Exercise goal
Do any lines in the data below contain "Démarrage"? If so, copy every one of them.

-------- Listed entries

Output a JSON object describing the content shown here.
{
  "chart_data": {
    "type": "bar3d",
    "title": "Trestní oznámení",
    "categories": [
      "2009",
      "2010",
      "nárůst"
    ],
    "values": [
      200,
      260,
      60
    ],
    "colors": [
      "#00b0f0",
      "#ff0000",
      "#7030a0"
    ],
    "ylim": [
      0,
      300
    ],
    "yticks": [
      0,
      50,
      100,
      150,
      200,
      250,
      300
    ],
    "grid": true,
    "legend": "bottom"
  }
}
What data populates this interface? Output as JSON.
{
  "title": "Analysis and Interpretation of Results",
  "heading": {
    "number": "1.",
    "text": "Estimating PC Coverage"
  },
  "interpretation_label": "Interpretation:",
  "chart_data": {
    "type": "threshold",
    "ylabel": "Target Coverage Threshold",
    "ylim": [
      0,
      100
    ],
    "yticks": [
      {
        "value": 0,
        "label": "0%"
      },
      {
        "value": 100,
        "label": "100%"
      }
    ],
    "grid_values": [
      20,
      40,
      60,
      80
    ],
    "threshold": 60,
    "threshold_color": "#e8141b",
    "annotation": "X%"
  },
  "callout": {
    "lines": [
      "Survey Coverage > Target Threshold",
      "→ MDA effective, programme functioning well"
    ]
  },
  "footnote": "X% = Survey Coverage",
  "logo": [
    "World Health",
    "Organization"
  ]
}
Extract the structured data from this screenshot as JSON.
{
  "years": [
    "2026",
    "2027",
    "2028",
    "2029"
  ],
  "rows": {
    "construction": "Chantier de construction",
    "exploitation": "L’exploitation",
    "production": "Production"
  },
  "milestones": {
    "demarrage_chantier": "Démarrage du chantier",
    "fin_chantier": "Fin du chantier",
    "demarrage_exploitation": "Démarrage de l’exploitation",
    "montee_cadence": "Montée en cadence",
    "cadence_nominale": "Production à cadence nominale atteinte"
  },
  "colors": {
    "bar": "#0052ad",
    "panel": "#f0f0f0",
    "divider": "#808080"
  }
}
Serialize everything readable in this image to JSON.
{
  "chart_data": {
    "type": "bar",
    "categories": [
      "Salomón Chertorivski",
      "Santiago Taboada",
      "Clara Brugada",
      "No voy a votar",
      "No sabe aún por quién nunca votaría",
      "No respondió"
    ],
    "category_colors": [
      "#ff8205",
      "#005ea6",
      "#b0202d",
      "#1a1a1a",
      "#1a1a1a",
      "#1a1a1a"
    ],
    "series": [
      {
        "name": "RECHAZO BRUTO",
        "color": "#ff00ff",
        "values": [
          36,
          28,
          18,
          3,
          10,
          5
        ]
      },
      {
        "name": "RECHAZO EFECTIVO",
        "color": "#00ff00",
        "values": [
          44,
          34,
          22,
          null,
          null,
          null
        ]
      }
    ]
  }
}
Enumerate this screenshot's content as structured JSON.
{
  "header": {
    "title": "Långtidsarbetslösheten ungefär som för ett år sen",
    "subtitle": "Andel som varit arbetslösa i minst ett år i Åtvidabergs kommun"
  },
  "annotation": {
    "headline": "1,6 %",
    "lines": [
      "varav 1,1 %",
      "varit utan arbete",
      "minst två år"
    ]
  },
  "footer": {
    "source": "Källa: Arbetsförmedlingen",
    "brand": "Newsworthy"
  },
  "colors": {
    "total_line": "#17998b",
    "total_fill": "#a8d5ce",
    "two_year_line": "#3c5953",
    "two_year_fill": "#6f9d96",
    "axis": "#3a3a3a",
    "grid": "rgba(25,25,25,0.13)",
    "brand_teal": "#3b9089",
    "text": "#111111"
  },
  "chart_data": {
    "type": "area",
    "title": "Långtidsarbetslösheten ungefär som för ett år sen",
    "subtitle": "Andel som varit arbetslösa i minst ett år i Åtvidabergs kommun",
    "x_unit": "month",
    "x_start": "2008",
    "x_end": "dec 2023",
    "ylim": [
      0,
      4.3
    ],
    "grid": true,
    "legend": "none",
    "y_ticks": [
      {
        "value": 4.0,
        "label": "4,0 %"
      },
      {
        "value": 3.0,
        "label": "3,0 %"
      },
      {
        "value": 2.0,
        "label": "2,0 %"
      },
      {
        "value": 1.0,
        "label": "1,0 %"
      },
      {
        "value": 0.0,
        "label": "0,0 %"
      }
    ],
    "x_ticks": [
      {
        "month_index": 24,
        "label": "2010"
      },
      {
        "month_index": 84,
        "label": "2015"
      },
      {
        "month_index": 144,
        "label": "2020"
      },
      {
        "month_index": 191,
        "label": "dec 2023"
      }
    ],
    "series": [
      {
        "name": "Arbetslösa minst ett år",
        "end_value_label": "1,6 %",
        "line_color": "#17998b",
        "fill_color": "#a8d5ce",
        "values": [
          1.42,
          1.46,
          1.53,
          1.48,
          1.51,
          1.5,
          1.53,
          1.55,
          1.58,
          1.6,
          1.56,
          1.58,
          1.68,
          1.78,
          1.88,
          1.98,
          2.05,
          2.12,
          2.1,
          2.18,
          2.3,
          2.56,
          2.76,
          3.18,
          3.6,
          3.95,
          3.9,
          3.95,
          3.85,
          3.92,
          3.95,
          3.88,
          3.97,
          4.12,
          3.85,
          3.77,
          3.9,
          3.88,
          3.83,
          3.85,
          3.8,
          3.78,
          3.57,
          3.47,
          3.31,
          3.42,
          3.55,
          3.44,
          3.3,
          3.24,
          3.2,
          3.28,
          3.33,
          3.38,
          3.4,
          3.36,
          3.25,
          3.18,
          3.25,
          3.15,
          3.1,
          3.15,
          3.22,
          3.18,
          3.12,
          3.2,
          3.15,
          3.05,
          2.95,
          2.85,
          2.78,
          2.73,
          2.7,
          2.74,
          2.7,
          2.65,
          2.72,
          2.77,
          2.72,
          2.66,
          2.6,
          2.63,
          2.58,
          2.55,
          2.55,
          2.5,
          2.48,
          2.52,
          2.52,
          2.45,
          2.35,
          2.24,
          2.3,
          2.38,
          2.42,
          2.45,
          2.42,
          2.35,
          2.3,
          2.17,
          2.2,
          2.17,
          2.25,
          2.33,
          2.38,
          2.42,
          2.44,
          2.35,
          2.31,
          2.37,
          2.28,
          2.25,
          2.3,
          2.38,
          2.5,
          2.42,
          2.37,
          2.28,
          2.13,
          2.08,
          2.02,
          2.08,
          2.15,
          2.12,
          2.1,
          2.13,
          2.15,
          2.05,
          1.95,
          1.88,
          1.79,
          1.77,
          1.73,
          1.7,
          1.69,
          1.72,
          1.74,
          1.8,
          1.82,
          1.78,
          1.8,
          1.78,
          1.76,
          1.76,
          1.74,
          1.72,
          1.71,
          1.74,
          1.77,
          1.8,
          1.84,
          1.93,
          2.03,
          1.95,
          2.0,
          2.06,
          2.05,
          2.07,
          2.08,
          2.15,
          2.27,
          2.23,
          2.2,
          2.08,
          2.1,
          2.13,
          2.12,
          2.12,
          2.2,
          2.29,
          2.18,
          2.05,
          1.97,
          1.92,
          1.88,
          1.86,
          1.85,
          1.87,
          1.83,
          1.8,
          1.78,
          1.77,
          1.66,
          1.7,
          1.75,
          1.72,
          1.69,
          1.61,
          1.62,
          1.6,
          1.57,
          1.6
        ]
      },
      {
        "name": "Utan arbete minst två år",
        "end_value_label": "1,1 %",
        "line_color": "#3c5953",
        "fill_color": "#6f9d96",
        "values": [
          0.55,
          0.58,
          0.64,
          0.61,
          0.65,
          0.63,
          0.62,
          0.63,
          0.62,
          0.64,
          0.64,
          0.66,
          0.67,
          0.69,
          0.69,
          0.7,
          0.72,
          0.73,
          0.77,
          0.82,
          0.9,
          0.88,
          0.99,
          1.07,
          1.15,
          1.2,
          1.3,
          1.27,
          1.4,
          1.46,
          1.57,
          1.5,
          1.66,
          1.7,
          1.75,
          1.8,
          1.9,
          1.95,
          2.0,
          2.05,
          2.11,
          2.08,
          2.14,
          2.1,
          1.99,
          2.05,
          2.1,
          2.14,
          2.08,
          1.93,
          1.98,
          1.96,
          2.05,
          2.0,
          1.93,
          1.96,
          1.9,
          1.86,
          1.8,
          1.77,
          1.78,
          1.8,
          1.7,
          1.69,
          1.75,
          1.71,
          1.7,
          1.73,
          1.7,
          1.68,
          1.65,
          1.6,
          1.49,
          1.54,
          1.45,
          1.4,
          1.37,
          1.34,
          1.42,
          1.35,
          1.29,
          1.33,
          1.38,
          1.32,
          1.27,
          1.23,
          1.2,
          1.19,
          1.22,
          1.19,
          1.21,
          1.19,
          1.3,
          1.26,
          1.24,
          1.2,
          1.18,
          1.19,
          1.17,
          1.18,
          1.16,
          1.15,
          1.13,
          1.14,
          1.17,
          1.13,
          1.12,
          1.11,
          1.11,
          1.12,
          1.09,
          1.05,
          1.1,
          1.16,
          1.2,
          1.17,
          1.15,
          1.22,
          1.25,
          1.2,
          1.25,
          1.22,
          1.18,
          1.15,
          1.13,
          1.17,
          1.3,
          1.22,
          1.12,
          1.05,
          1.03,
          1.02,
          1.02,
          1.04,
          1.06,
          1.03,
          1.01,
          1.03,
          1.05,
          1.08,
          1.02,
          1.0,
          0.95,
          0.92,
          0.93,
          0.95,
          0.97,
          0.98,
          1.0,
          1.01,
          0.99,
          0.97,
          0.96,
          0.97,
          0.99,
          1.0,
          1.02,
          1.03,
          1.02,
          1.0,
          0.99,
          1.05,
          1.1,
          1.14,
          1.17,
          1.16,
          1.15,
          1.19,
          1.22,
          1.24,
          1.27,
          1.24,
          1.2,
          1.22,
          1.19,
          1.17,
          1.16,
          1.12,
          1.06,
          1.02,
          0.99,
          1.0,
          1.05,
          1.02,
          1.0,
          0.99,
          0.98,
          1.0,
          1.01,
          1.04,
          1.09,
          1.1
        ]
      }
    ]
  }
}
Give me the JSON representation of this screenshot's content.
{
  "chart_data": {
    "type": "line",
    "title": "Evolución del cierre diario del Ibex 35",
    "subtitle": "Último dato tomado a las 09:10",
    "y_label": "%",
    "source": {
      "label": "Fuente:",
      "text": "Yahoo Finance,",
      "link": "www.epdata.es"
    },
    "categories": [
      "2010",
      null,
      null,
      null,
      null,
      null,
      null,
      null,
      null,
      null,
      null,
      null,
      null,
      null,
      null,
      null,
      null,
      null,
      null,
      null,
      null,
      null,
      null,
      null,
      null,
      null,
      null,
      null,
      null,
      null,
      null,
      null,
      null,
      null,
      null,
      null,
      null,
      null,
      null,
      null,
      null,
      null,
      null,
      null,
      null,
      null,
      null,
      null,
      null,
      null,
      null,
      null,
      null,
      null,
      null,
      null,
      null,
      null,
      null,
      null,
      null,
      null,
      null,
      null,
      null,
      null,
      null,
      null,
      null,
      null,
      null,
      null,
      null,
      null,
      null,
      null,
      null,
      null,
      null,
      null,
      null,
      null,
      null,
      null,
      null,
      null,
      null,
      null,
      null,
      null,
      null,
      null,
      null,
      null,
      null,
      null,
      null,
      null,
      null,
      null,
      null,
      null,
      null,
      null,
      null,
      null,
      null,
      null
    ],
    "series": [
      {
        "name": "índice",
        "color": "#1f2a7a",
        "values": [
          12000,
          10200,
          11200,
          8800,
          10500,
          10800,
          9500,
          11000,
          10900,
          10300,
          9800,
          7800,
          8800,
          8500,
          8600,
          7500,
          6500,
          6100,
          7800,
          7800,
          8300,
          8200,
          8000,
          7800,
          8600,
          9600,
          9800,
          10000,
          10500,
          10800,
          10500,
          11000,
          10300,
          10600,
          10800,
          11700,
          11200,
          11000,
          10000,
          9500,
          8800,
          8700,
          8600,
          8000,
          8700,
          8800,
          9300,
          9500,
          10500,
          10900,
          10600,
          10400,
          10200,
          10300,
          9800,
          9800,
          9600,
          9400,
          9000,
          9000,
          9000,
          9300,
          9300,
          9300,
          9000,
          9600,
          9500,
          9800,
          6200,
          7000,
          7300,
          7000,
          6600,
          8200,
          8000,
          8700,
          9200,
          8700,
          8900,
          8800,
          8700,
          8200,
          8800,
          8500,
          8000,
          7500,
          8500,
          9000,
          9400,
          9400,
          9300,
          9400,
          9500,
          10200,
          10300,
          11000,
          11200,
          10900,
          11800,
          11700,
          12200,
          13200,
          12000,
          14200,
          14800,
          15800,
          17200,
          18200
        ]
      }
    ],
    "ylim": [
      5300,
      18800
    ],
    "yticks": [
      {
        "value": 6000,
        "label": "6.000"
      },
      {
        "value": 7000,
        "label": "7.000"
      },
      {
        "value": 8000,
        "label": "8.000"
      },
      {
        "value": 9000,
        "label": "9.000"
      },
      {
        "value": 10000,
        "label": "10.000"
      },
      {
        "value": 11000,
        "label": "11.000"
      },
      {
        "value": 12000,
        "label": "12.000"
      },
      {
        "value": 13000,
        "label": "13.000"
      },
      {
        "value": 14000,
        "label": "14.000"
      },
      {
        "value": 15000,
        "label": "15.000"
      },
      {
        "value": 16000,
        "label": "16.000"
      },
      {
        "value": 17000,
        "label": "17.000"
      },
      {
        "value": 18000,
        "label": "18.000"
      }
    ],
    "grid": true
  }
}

----------------

Reply to the task
    "demarrage_chantier": "Démarrage du chantier",
    "demarrage_exploitation": "Démarrage de l’exploitation",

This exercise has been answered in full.